• [Work to be completed]: Look through the listing and locate every line containing the word "github"; copy those lines.

___ Materials provided

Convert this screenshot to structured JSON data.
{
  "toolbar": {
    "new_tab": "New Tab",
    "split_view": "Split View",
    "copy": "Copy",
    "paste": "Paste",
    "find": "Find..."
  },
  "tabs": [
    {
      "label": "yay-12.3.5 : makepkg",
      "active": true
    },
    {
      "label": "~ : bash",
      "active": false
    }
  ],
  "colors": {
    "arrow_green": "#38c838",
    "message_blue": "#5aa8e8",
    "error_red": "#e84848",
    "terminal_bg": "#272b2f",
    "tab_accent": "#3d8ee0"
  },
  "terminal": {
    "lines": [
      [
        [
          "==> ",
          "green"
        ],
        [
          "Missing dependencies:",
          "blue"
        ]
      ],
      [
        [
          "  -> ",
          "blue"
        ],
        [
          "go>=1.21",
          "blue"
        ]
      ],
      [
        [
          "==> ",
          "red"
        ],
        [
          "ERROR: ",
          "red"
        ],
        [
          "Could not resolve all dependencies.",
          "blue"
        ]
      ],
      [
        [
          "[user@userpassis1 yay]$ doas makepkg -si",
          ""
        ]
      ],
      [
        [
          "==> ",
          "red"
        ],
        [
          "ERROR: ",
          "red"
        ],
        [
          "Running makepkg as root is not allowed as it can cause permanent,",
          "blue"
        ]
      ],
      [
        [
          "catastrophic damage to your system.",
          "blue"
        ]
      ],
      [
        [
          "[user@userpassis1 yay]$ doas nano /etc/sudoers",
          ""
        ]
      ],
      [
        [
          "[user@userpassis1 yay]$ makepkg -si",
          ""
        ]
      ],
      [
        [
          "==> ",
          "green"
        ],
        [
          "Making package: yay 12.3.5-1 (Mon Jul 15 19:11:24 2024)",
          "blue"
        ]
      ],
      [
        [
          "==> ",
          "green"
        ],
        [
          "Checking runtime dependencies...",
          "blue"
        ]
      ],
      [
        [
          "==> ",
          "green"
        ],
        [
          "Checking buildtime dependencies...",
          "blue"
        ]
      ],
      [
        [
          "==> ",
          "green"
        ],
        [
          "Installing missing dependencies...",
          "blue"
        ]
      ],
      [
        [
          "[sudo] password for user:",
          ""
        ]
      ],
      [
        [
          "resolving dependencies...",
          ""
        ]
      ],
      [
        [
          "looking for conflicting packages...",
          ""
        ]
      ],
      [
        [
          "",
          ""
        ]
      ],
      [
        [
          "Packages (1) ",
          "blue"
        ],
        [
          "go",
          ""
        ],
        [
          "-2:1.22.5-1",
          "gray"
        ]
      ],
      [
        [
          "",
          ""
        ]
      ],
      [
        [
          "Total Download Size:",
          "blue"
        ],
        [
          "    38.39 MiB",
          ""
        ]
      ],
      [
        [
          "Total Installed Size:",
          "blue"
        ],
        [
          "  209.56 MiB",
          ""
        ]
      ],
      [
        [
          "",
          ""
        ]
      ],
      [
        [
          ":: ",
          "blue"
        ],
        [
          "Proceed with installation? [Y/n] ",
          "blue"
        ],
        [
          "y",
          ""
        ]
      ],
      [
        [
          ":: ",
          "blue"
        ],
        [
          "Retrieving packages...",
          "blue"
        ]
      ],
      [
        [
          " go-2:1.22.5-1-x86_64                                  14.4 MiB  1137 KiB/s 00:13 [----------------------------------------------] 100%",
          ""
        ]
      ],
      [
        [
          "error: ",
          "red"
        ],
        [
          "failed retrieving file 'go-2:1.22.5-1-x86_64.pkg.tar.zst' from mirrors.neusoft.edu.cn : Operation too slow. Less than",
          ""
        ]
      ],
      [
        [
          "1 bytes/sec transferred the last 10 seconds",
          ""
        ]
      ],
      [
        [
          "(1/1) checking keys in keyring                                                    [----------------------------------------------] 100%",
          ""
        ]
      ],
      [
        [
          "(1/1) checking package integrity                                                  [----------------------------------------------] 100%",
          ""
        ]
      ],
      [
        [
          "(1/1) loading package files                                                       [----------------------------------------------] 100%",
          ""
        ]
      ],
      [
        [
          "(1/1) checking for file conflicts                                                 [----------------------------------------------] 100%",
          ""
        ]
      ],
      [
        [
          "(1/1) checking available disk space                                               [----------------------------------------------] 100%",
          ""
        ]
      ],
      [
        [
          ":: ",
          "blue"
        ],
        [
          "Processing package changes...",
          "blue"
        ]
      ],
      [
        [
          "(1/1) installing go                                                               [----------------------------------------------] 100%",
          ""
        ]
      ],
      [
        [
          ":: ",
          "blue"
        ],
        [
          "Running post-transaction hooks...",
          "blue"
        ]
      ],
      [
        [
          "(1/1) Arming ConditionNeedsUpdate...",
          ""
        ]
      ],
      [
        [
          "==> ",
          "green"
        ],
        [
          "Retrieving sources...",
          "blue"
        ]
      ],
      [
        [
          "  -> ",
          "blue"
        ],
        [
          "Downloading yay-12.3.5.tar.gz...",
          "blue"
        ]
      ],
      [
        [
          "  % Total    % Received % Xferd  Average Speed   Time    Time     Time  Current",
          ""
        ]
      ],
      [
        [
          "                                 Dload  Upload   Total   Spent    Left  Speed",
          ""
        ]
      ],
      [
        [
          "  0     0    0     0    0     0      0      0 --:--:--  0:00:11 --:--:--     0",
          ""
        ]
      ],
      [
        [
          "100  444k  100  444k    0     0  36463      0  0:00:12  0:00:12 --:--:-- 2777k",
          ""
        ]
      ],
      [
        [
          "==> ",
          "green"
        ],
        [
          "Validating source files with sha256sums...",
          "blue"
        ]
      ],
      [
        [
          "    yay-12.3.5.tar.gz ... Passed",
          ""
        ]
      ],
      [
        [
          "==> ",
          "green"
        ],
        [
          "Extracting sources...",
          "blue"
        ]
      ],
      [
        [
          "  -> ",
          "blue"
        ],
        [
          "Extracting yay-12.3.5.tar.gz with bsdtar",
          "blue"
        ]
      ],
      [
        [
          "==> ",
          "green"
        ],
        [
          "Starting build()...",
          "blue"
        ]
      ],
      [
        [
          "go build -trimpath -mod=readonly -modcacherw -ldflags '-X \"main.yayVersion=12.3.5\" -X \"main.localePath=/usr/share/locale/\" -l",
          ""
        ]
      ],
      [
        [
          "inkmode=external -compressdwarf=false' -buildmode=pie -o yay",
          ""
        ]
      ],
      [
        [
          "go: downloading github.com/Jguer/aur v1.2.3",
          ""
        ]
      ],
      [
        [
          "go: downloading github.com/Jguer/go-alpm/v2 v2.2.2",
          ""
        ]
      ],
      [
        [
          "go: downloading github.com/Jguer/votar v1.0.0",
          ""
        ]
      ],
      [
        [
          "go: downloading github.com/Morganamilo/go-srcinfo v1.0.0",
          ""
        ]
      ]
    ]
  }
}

______

• [Final answer]:
          "go: downloading github.com/Jguer/aur v1.2.3",
          "go: downloading github.com/Jguer/go-alpm/v2 v2.2.2",
          "go: downloading github.com/Jguer/votar v1.0.0",
          "go: downloading github.com/Morganamilo/go-srcinfo v1.0.0",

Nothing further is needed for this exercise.